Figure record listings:
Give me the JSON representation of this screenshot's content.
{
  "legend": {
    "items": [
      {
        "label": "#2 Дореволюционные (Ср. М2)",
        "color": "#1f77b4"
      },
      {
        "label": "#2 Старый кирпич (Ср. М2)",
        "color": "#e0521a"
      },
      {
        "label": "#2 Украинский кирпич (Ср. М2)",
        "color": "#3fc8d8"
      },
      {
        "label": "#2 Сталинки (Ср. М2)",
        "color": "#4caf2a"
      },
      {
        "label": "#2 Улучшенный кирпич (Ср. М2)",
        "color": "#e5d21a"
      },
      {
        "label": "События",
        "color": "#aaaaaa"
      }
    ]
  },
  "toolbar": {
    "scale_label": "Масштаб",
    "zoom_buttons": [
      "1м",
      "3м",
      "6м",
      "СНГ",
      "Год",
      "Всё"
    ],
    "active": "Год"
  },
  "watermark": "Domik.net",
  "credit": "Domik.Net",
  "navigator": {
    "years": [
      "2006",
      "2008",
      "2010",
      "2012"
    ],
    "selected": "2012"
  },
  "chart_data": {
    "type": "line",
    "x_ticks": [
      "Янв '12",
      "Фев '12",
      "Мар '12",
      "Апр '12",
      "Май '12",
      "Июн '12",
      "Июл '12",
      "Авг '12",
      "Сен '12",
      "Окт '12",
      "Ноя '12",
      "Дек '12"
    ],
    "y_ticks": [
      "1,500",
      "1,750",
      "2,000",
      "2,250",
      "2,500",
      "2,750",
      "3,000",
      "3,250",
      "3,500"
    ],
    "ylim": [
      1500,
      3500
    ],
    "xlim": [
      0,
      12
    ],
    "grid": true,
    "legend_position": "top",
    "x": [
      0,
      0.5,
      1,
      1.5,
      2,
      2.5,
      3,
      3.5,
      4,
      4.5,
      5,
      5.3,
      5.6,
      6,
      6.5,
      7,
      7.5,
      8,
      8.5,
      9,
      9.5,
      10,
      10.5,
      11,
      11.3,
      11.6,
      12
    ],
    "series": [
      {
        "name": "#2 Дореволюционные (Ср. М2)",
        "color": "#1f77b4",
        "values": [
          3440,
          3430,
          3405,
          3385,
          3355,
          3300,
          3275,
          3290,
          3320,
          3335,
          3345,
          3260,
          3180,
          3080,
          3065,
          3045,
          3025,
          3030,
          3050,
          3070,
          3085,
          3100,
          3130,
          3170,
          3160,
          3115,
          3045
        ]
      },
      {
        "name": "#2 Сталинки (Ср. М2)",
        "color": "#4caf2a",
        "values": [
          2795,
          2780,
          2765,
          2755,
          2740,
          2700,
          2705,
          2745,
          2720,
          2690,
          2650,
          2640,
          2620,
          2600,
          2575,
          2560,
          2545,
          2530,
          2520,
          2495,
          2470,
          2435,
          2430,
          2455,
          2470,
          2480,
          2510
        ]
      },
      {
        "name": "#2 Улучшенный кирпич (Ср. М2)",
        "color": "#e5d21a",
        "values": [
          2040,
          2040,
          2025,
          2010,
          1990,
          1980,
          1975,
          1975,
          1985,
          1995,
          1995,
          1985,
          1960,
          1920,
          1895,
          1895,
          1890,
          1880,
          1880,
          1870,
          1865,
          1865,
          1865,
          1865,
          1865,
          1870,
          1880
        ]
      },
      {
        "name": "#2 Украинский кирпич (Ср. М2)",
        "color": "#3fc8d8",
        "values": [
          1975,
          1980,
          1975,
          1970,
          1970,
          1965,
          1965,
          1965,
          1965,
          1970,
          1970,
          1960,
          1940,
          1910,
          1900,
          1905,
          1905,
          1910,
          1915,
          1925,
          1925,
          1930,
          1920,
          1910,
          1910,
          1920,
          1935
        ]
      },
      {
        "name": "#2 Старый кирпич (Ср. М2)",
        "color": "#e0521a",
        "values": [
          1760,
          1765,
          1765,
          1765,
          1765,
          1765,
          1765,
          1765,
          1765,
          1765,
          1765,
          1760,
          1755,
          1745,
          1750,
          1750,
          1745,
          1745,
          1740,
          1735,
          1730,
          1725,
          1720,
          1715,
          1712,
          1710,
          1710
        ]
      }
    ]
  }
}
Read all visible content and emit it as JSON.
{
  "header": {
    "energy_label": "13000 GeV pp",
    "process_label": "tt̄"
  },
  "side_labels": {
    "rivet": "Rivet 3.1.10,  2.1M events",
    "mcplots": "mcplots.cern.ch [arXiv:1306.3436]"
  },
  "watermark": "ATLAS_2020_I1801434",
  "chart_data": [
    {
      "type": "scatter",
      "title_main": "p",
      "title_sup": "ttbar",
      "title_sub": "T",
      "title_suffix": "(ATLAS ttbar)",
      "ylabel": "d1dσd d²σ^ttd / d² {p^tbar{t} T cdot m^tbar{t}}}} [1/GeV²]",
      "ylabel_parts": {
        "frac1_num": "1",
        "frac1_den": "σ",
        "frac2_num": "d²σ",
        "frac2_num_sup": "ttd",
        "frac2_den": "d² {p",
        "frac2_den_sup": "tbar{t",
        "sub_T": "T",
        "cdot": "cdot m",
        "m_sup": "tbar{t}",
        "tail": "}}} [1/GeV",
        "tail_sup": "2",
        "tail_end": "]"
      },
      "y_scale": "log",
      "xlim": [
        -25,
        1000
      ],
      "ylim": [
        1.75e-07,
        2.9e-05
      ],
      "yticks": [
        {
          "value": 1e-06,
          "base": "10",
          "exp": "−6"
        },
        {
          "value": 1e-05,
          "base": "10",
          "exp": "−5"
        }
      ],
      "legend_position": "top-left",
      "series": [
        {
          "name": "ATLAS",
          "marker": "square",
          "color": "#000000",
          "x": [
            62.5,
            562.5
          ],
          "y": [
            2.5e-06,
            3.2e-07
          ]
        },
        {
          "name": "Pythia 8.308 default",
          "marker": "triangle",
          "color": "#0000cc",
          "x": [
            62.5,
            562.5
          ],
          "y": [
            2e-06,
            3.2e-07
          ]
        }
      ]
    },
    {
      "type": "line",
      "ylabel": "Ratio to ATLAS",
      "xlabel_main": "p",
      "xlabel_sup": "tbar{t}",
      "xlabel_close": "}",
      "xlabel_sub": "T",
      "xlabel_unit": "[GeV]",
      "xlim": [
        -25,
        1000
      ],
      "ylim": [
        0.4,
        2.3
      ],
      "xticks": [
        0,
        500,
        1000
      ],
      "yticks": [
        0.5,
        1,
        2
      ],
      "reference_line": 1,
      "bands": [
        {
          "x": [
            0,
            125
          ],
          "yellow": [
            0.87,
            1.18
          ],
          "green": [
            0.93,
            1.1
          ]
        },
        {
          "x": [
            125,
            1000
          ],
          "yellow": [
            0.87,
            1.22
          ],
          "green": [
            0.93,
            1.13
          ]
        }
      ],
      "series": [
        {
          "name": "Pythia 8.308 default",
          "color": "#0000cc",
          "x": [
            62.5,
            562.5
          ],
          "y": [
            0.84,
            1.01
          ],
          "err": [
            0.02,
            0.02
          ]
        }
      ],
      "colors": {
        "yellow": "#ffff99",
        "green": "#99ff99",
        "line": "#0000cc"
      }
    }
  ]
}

SET TASK:
Show all lines in the entries above where the word "content" appears.

RESULT OF THIS TASK:
Give me the JSON representation of this screenshot's content.
Read all visible content and emit it as JSON.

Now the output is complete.